Annotations des éléments de la page:
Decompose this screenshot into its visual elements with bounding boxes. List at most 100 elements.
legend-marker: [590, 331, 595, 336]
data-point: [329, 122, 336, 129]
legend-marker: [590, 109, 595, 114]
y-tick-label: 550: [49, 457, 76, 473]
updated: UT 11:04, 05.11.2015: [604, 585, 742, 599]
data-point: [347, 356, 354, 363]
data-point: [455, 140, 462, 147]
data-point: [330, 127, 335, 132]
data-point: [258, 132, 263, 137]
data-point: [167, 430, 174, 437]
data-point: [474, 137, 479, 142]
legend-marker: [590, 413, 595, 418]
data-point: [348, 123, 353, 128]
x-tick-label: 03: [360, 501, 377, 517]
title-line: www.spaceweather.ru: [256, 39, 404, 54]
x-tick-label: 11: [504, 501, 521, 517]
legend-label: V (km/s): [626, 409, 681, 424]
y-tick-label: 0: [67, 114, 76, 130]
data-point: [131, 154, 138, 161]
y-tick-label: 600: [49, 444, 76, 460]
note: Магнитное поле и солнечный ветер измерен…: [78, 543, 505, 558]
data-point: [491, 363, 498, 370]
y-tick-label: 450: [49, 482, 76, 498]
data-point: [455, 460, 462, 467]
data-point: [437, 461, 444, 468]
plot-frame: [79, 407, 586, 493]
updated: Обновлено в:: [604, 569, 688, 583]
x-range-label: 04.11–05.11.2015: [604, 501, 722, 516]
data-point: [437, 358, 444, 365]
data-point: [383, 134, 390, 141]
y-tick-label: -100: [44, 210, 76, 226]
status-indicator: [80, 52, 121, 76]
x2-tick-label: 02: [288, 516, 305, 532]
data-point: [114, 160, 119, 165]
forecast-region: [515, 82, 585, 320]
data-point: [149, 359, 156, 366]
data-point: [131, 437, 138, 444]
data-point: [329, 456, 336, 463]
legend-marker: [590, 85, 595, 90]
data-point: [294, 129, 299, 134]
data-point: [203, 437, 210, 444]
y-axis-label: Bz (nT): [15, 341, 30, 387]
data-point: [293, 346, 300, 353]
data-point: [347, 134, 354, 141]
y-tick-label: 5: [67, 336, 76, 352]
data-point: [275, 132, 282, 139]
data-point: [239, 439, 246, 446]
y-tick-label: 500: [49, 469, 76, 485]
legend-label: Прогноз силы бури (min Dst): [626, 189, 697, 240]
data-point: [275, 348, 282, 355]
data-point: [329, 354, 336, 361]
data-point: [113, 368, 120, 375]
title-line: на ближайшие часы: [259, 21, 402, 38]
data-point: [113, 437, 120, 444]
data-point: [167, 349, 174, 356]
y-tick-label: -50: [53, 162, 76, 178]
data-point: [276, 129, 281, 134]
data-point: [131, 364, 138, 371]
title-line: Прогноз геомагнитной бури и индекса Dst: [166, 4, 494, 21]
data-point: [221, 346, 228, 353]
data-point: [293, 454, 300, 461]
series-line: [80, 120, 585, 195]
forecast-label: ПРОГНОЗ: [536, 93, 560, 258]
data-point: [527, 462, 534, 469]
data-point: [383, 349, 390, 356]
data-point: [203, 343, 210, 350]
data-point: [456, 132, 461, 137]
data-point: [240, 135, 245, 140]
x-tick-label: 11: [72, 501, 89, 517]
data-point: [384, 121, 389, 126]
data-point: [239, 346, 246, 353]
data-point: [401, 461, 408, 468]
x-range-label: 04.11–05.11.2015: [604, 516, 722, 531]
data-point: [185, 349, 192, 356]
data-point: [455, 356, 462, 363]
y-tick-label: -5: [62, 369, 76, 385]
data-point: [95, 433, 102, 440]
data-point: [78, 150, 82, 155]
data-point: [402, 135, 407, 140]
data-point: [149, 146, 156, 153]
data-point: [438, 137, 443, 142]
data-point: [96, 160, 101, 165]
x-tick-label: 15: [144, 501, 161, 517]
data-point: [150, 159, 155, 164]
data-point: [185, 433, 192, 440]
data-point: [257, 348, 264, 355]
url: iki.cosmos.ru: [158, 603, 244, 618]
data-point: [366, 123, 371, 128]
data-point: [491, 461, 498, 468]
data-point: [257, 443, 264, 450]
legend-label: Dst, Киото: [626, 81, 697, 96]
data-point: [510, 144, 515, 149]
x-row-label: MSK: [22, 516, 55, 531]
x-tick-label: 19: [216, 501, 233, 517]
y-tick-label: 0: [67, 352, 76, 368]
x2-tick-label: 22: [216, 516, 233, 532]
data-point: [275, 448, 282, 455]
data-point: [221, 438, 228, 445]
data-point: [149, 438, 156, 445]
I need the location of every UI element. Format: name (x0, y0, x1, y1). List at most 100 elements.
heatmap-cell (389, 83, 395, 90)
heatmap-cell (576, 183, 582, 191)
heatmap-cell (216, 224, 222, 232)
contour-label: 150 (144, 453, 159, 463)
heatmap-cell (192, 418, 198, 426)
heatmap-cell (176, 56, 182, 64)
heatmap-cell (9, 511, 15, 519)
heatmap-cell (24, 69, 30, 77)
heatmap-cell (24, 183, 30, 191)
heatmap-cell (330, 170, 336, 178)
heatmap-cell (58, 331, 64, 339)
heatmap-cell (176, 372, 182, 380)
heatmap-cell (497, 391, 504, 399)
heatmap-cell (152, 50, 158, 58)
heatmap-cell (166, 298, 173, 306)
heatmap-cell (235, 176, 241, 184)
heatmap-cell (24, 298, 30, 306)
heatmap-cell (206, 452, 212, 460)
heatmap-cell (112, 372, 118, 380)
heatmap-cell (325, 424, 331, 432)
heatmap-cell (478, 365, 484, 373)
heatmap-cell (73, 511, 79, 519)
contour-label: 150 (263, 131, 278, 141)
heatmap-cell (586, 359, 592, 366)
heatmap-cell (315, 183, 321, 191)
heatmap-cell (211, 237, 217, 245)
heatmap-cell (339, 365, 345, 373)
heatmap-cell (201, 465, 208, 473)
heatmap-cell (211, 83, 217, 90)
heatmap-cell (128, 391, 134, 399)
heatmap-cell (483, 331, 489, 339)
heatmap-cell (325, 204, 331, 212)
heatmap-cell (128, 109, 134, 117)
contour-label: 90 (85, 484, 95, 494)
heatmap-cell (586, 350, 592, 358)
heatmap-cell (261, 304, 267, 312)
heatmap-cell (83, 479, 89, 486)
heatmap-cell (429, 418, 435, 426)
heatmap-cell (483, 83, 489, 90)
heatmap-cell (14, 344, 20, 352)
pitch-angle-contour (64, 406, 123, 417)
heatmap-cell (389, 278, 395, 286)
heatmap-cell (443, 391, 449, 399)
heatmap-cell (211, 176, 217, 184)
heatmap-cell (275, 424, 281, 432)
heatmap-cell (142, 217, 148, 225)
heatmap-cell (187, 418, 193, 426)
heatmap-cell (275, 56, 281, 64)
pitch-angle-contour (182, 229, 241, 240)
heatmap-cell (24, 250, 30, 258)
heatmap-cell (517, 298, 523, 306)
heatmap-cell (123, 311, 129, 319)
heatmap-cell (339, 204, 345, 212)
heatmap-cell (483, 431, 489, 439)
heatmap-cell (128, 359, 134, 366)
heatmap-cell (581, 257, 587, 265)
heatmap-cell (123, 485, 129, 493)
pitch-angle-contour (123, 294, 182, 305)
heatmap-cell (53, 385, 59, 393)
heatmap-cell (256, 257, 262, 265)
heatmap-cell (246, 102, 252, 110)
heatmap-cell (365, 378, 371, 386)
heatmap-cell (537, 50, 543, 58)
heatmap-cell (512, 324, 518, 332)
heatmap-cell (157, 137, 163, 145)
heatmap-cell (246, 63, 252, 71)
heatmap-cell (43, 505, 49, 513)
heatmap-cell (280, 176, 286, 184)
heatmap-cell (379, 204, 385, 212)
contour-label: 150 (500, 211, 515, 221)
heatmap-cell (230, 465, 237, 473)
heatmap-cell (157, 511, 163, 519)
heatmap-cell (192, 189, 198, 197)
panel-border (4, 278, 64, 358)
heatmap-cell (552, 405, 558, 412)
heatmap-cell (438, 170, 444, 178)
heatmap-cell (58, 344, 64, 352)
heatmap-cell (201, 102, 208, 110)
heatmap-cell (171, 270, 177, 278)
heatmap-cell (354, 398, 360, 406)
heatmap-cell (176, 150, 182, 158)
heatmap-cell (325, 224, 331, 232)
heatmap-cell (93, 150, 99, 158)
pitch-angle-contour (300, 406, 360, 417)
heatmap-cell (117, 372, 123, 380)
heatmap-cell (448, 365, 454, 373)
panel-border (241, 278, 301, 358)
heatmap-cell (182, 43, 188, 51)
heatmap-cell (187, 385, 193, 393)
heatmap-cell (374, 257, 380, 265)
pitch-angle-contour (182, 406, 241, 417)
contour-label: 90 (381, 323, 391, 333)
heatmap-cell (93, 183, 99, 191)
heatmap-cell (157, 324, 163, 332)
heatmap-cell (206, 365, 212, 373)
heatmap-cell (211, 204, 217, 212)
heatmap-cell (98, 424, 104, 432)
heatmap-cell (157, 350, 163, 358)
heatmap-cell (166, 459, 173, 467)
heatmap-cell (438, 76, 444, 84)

### CONSIGNE
Recopiez à l'identique toutes les lignes, depuis la toute première jusqu'à celle qui contient « updated: Обновлено в:: [604, 569, 688, 583] », cette dernière comprise.

### RÉSULTAT ATTENDU
Decompose this screenshot into its visual elements with bounding boxes. List at most 100 elements.
legend-marker: [590, 331, 595, 336]
data-point: [329, 122, 336, 129]
legend-marker: [590, 109, 595, 114]
y-tick-label: 550: [49, 457, 76, 473]
updated: UT 11:04, 05.11.2015: [604, 585, 742, 599]
data-point: [347, 356, 354, 363]
data-point: [455, 140, 462, 147]
data-point: [330, 127, 335, 132]
data-point: [258, 132, 263, 137]
data-point: [167, 430, 174, 437]
data-point: [474, 137, 479, 142]
legend-marker: [590, 413, 595, 418]
data-point: [348, 123, 353, 128]
x-tick-label: 03: [360, 501, 377, 517]
title-line: www.spaceweather.ru: [256, 39, 404, 54]
x-tick-label: 11: [504, 501, 521, 517]
legend-label: V (km/s): [626, 409, 681, 424]
y-tick-label: 0: [67, 114, 76, 130]
data-point: [131, 154, 138, 161]
y-tick-label: 600: [49, 444, 76, 460]
note: Магнитное поле и солнечный ветер измерен…: [78, 543, 505, 558]
data-point: [491, 363, 498, 370]
y-tick-label: 450: [49, 482, 76, 498]
data-point: [455, 460, 462, 467]
data-point: [437, 461, 444, 468]
plot-frame: [79, 407, 586, 493]
updated: Обновлено в:: [604, 569, 688, 583]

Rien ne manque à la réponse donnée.